> **MATERIAL FOR THE TASK**
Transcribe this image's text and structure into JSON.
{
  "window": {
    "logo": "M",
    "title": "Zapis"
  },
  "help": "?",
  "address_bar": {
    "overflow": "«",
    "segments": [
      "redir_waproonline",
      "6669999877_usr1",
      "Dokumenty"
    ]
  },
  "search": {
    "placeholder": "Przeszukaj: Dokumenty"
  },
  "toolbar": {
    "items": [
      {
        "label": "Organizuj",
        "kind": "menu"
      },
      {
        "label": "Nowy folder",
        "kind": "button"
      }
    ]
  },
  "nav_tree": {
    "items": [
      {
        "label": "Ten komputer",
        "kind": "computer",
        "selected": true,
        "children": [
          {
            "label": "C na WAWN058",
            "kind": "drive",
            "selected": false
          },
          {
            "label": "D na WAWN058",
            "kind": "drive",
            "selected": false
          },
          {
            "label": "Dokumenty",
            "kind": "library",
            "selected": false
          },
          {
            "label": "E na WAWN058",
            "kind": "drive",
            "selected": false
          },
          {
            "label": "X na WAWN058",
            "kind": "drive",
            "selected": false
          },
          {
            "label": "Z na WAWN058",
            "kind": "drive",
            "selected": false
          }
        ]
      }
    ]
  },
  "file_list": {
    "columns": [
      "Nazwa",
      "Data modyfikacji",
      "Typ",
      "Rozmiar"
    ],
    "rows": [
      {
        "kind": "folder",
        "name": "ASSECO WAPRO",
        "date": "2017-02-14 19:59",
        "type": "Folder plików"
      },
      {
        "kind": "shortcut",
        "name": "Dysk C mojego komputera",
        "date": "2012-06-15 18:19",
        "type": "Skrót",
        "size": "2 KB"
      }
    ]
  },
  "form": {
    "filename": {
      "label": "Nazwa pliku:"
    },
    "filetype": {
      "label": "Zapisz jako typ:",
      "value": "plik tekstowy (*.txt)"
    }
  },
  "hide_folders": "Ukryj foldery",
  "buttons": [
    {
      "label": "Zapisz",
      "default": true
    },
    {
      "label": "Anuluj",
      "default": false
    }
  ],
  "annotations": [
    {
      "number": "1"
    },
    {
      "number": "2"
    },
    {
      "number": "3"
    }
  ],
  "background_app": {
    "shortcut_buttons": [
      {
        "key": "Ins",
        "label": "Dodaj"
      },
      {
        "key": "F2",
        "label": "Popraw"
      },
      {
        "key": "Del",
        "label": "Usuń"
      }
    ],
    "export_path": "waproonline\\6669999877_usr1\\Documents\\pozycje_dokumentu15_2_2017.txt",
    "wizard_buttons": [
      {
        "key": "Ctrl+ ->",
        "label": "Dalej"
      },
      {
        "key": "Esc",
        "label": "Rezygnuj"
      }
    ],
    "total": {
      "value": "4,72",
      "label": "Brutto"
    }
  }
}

> **WHAT YOU NEED TO DO**
Print all of the entries exactly as they appear.

> **RESULT FOR THIS TASK**
Transcribe this image's text and structure into JSON.
{
  "window": {
    "logo": "M",
    "title": "Zapis"
  },
  "help": "?",
  "address_bar": {
    "overflow": "«",
    "segments": [
      "redir_waproonline",
      "6669999877_usr1",
      "Dokumenty"
    ]
  },
  "search": {
    "placeholder": "Przeszukaj: Dokumenty"
  },
  "toolbar": {
    "items": [
      {
        "label": "Organizuj",
        "kind": "menu"
      },
      {
        "label": "Nowy folder",
        "kind": "button"
      }
    ]
  },
  "nav_tree": {
    "items": [
      {
        "label": "Ten komputer",
        "kind": "computer",
        "selected": true,
        "children": [
          {
            "label": "C na WAWN058",
            "kind": "drive",
            "selected": false
          },
          {
            "label": "D na WAWN058",
            "kind": "drive",
            "selected": false
          },
          {
            "label": "Dokumenty",
            "kind": "library",
            "selected": false
          },
          {
            "label": "E na WAWN058",
            "kind": "drive",
            "selected": false
          },
          {
            "label": "X na WAWN058",
            "kind": "drive",
            "selected": false
          },
          {
            "label": "Z na WAWN058",
            "kind": "drive",
            "selected": false
          }
        ]
      }
    ]
  },
  "file_list": {
    "columns": [
      "Nazwa",
      "Data modyfikacji",
      "Typ",
      "Rozmiar"
    ],
    "rows": [
      {
        "kind": "folder",
        "name": "ASSECO WAPRO",
        "date": "2017-02-14 19:59",
        "type": "Folder plików"
      },
      {
        "kind": "shortcut",
        "name": "Dysk C mojego komputera",
        "date": "2012-06-15 18:19",
        "type": "Skrót",
        "size": "2 KB"
      }
    ]
  },
  "form": {
    "filename": {
      "label": "Nazwa pliku:"
    },
    "filetype": {
      "label": "Zapisz jako typ:",
      "value": "plik tekstowy (*.txt)"
    }
  },
  "hide_folders": "Ukryj foldery",
  "buttons": [
    {
      "label": "Zapisz",
      "default": true
    },
    {
      "label": "Anuluj",
      "default": false
    }
  ],
  "annotations": [
    {
      "number": "1"
    },
    {
      "number": "2"
    },
    {
      "number": "3"
    }
  ],
  "background_app": {
    "shortcut_buttons": [
      {
        "key": "Ins",
        "label": "Dodaj"
      },
      {
        "key": "F2",
        "label": "Popraw"
      },
      {
        "key": "Del",
        "label": "Usuń"
      }
    ],
    "export_path": "waproonline\\6669999877_usr1\\Documents\\pozycje_dokumentu15_2_2017.txt",
    "wizard_buttons": [
      {
        "key": "Ctrl+ ->",
        "label": "Dalej"
      },
      {
        "key": "Esc",
        "label": "Rezygnuj"
      }
    ],
    "total": {
      "value": "4,72",
      "label": "Brutto"
    }
  }
}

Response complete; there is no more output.